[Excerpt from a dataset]
--- Start ---

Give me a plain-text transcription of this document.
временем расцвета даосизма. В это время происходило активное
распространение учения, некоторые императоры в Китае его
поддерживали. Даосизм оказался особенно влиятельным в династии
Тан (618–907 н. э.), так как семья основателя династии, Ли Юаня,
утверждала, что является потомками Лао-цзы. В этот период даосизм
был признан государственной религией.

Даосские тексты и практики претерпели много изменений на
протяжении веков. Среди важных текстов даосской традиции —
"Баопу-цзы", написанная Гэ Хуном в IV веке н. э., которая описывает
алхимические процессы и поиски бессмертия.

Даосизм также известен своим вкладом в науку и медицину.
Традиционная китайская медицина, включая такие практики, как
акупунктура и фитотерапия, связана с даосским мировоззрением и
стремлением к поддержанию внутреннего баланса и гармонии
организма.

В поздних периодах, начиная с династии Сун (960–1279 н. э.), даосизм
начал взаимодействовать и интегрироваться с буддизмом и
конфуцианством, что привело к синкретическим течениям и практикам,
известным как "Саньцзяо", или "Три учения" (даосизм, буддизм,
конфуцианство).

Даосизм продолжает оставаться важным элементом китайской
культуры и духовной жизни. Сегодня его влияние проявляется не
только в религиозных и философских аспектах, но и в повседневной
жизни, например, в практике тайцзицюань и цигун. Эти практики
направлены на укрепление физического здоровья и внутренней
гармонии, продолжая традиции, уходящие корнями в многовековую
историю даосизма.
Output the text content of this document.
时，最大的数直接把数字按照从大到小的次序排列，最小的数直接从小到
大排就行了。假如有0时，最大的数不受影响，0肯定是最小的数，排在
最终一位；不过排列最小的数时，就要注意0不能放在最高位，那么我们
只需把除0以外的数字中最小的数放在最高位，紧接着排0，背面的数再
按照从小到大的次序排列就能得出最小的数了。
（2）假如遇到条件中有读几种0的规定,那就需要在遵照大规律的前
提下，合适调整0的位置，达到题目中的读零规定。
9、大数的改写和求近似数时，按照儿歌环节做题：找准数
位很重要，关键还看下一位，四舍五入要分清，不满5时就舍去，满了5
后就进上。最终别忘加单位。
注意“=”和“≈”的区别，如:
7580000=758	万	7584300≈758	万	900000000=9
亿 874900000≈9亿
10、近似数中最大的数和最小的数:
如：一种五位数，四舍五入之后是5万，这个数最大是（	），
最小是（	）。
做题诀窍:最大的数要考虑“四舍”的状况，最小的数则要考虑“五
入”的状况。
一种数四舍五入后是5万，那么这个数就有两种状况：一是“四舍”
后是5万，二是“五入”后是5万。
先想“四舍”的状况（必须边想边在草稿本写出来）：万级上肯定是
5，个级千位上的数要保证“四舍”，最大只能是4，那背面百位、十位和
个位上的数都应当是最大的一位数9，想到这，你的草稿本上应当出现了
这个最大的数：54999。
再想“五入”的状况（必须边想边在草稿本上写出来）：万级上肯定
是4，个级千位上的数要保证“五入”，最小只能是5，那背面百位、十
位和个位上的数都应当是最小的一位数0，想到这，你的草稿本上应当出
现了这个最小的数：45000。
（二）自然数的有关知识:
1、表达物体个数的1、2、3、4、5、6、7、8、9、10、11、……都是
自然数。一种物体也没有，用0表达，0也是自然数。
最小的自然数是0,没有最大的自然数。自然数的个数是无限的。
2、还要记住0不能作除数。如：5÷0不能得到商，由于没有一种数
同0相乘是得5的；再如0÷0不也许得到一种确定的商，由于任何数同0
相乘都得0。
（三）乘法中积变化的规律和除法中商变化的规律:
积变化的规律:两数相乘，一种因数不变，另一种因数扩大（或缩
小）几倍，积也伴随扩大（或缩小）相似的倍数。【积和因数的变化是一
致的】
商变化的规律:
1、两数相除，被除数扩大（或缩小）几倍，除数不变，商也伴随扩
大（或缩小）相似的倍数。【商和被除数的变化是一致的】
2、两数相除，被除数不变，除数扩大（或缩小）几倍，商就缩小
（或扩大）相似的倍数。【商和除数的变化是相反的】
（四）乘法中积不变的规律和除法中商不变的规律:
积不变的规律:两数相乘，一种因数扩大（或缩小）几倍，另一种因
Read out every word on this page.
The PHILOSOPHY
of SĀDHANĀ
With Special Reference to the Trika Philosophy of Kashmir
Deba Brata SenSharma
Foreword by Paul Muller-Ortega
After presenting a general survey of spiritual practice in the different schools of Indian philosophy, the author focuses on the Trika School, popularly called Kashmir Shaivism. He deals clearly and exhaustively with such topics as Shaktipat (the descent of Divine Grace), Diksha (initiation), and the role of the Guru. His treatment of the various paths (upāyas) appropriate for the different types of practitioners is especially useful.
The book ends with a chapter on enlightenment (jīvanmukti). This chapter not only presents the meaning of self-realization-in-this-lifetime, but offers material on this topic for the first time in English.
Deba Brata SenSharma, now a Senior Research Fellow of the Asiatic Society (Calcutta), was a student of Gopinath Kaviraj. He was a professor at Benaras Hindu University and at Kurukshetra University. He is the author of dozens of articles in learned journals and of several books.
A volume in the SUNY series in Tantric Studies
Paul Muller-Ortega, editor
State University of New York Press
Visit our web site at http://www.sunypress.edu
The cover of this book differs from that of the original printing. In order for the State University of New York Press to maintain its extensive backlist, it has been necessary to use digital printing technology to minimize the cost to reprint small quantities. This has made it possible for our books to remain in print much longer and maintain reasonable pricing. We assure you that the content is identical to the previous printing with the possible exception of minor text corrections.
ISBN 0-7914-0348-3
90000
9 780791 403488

--- End ---

Above are the records; copy all of them exactly.

Give me a plain-text transcription of this document.
временем расцвета даосизма. В это время происходило активное
распространение учения, некоторые императоры в Китае его
поддерживали. Даосизм оказался особенно влиятельным в династии
Тан (618–907 н. э.), так как семья основателя династии, Ли Юаня,
утверждала, что является потомками Лао-цзы. В этот период даосизм
был признан государственной религией.

Даосские тексты и практики претерпели много изменений на
протяжении веков. Среди важных текстов даосской традиции —
"Баопу-цзы", написанная Гэ Хуном в IV веке н. э., которая описывает
алхимические процессы и поиски бессмертия.

Даосизм также известен своим вкладом в науку и медицину.
Традиционная китайская медицина, включая такие практики, как
акупунктура и фитотерапия, связана с даосским мировоззрением и
стремлением к поддержанию внутреннего баланса и гармонии
организма.

В поздних периодах, начиная с династии Сун (960–1279 н. э.), даосизм
начал взаимодействовать и интегрироваться с буддизмом и
конфуцианством, что привело к синкретическим течениям и практикам,
известным как "Саньцзяо", или "Три учения" (даосизм, буддизм,
конфуцианство).

Даосизм продолжает оставаться важным элементом китайской
культуры и духовной жизни. Сегодня его влияние проявляется не
только в религиозных и философских аспектах, но и в повседневной
жизни, например, в практике тайцзицюань и цигун. Эти практики
направлены на укрепление физического здоровья и внутренней
гармонии, продолжая традиции, уходящие корнями в многовековую
историю даосизма.
Output the text content of this document.
时，最大的数直接把数字按照从大到小的次序排列，最小的数直接从小到
大排就行了。假如有0时，最大的数不受影响，0肯定是最小的数，排在
最终一位；不过排列最小的数时，就要注意0不能放在最高位，那么我们
只需把除0以外的数字中最小的数放在最高位，紧接着排0，背面的数再
按照从小到大的次序排列就能得出最小的数了。
（2）假如遇到条件中有读几种0的规定,那就需要在遵照大规律的前
提下，合适调整0的位置，达到题目中的读零规定。
9、大数的改写和求近似数时，按照儿歌环节做题：找准数
位很重要，关键还看下一位，四舍五入要分清，不满5时就舍去，满了5
后就进上。最终别忘加单位。
注意“=”和“≈”的区别，如:
7580000=758	万	7584300≈758	万	900000000=9
亿 874900000≈9亿
10、近似数中最大的数和最小的数:
如：一种五位数，四舍五入之后是5万，这个数最大是（	），
最小是（	）。
做题诀窍:最大的数要考虑“四舍”的状况，最小的数则要考虑“五
入”的状况。
一种数四舍五入后是5万，那么这个数就有两种状况：一是“四舍”
后是5万，二是“五入”后是5万。
先想“四舍”的状况（必须边想边在草稿本写出来）：万级上肯定是
5，个级千位上的数要保证“四舍”，最大只能是4，那背面百位、十位和
个位上的数都应当是最大的一位数9，想到这，你的草稿本上应当出现了
这个最大的数：54999。
再想“五入”的状况（必须边想边在草稿本上写出来）：万级上肯定
是4，个级千位上的数要保证“五入”，最小只能是5，那背面百位、十
位和个位上的数都应当是最小的一位数0，想到这，你的草稿本上应当出
现了这个最小的数：45000。
（二）自然数的有关知识:
1、表达物体个数的1、2、3、4、5、6、7、8、9、10、11、……都是
自然数。一种物体也没有，用0表达，0也是自然数。
最小的自然数是0,没有最大的自然数。自然数的个数是无限的。
2、还要记住0不能作除数。如：5÷0不能得到商，由于没有一种数
同0相乘是得5的；再如0÷0不也许得到一种确定的商，由于任何数同0
相乘都得0。
（三）乘法中积变化的规律和除法中商变化的规律:
积变化的规律:两数相乘，一种因数不变，另一种因数扩大（或缩
小）几倍，积也伴随扩大（或缩小）相似的倍数。【积和因数的变化是一
致的】
商变化的规律:
1、两数相除，被除数扩大（或缩小）几倍，除数不变，商也伴随扩
大（或缩小）相似的倍数。【商和被除数的变化是一致的】
2、两数相除，被除数不变，除数扩大（或缩小）几倍，商就缩小
（或扩大）相似的倍数。【商和除数的变化是相反的】
（四）乘法中积不变的规律和除法中商不变的规律:
积不变的规律:两数相乘，一种因数扩大（或缩小）几倍，另一种因
Read out every word on this page.
The PHILOSOPHY
of SĀDHANĀ
With Special Reference to the Trika Philosophy of Kashmir
Deba Brata SenSharma
Foreword by Paul Muller-Ortega
After presenting a general survey of spiritual practice in the different schools of Indian philosophy, the author focuses on the Trika School, popularly called Kashmir Shaivism. He deals clearly and exhaustively with such topics as Shaktipat (the descent of Divine Grace), Diksha (initiation), and the role of the Guru. His treatment of the various paths (upāyas) appropriate for the different types of practitioners is especially useful.
The book ends with a chapter on enlightenment (jīvanmukti). This chapter not only presents the meaning of self-realization-in-this-lifetime, but offers material on this topic for the first time in English.
Deba Brata SenSharma, now a Senior Research Fellow of the Asiatic Society (Calcutta), was a student of Gopinath Kaviraj. He was a professor at Benaras Hindu University and at Kurukshetra University. He is the author of dozens of articles in learned journals and of several books.
A volume in the SUNY series in Tantric Studies
Paul Muller-Ortega, editor
State University of New York Press
Visit our web site at http://www.sunypress.edu
The cover of this book differs from that of the original printing. In order for the State University of New York Press to maintain its extensive backlist, it has been necessary to use digital printing technology to minimize the cost to reprint small quantities. This has made it possible for our books to remain in print much longer and maintain reasonable pricing. We assure you that the content is identical to the previous printing with the possible exception of minor text corrections.
ISBN 0-7914-0348-3
90000
9 780791 403488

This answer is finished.